[Dataset items]
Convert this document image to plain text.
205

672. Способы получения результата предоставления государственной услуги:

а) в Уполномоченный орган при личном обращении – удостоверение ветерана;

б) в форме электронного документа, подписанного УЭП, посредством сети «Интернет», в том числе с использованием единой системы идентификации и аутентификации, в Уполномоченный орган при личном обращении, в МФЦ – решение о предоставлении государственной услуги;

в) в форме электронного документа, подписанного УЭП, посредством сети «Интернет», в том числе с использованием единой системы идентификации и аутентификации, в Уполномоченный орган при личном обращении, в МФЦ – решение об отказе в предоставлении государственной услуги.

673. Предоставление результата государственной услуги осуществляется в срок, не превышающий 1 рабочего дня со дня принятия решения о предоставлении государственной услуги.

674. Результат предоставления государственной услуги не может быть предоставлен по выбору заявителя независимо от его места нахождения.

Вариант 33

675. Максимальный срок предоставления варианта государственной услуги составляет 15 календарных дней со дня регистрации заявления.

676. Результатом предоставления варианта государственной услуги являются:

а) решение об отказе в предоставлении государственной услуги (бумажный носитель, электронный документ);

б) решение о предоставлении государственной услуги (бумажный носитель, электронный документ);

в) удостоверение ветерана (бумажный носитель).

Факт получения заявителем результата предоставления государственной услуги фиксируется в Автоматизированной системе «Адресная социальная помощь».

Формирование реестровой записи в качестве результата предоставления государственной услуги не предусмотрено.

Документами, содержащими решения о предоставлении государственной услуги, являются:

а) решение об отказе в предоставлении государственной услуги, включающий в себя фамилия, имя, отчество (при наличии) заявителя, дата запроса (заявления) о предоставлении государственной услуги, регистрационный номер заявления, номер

* [Instruction]: Extract every line above containing the word "варианта".

* [Answer for this exercise]:
675. Максимальный срок предоставления варианта государственной услуги составляет 15 календарных дней со дня регистрации заявления.
676. Результатом предоставления варианта государственной услуги являются:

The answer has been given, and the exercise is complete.